PROBLEM DETAILS: Give only the number of lines in the data that contain the word "JSON".

........

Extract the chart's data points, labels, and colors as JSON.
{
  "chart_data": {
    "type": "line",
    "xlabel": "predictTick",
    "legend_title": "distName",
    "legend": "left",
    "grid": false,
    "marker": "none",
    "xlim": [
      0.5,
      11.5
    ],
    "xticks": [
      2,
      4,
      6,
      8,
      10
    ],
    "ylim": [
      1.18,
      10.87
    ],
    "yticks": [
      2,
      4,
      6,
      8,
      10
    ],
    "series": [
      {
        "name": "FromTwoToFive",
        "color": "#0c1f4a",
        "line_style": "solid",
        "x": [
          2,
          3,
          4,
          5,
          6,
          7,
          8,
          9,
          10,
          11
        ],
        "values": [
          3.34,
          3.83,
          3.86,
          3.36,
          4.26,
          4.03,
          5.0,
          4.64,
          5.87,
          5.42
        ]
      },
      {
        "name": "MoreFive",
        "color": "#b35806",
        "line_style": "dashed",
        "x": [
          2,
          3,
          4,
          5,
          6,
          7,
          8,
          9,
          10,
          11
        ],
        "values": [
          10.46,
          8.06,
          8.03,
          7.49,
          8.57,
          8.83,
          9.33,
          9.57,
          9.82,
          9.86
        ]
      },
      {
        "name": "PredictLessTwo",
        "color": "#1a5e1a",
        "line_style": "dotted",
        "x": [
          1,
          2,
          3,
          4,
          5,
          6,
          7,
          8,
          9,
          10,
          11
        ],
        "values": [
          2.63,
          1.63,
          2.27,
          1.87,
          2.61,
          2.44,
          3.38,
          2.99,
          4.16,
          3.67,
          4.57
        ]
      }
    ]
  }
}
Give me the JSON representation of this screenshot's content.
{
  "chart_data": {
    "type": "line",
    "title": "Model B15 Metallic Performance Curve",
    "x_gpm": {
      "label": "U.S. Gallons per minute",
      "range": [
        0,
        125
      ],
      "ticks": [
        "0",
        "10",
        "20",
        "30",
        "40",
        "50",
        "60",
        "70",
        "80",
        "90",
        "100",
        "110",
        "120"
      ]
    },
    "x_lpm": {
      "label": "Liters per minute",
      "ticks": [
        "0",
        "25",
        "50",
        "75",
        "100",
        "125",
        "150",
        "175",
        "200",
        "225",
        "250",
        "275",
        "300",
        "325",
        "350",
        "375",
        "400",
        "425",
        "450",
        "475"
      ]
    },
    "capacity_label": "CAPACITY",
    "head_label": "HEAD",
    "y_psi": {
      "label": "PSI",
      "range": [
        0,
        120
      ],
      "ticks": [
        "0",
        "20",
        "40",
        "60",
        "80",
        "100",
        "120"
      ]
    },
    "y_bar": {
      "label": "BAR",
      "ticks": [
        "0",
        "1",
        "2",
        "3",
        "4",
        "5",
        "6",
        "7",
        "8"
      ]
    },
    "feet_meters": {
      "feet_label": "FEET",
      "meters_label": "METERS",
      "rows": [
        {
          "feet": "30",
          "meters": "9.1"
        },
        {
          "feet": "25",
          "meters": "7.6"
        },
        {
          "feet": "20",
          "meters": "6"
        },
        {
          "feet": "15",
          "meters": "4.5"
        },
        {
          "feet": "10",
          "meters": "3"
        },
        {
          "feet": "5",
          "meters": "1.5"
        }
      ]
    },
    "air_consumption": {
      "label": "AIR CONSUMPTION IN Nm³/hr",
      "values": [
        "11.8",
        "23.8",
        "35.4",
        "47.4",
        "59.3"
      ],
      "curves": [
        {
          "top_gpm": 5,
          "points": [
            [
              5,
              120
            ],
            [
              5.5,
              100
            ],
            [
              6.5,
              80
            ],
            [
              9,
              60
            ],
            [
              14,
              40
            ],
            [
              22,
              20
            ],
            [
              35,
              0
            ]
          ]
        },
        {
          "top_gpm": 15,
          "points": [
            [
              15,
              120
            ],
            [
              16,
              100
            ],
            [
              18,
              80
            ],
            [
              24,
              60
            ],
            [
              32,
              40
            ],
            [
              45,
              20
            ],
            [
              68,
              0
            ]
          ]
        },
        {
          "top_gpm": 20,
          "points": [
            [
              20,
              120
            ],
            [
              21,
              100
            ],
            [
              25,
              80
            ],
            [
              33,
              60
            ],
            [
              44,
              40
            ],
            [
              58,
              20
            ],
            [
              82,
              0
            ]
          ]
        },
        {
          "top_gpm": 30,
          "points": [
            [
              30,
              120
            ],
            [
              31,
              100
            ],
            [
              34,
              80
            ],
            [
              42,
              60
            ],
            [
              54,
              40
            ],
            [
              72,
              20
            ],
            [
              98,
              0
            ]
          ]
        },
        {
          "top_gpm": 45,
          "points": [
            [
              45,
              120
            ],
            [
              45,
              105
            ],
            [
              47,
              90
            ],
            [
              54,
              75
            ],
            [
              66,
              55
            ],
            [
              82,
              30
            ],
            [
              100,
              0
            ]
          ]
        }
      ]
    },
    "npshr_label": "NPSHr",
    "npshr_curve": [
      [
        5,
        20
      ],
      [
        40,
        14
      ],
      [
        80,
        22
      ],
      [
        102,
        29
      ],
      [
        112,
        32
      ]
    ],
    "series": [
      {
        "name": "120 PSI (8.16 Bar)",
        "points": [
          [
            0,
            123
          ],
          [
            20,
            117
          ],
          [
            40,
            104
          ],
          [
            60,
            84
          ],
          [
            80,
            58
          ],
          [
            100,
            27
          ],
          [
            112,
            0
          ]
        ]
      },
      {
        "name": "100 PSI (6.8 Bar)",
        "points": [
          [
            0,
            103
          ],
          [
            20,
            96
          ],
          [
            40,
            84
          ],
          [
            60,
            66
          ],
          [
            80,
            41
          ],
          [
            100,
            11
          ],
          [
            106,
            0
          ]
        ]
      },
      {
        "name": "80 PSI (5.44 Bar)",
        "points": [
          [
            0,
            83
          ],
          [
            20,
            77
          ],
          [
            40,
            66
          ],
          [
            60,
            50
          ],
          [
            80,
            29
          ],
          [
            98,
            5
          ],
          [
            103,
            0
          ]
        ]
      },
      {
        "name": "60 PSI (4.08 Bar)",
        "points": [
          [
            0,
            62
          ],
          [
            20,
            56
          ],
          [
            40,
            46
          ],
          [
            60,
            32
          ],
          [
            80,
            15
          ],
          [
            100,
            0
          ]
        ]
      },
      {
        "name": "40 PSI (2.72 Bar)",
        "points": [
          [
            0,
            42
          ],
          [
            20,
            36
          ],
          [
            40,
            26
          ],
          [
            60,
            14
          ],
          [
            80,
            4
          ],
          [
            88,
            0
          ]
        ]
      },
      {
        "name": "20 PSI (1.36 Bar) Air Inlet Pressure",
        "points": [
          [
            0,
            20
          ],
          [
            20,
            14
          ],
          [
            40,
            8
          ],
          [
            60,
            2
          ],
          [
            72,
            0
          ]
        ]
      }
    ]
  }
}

........

ANSWER TO THE PROBLEM: 2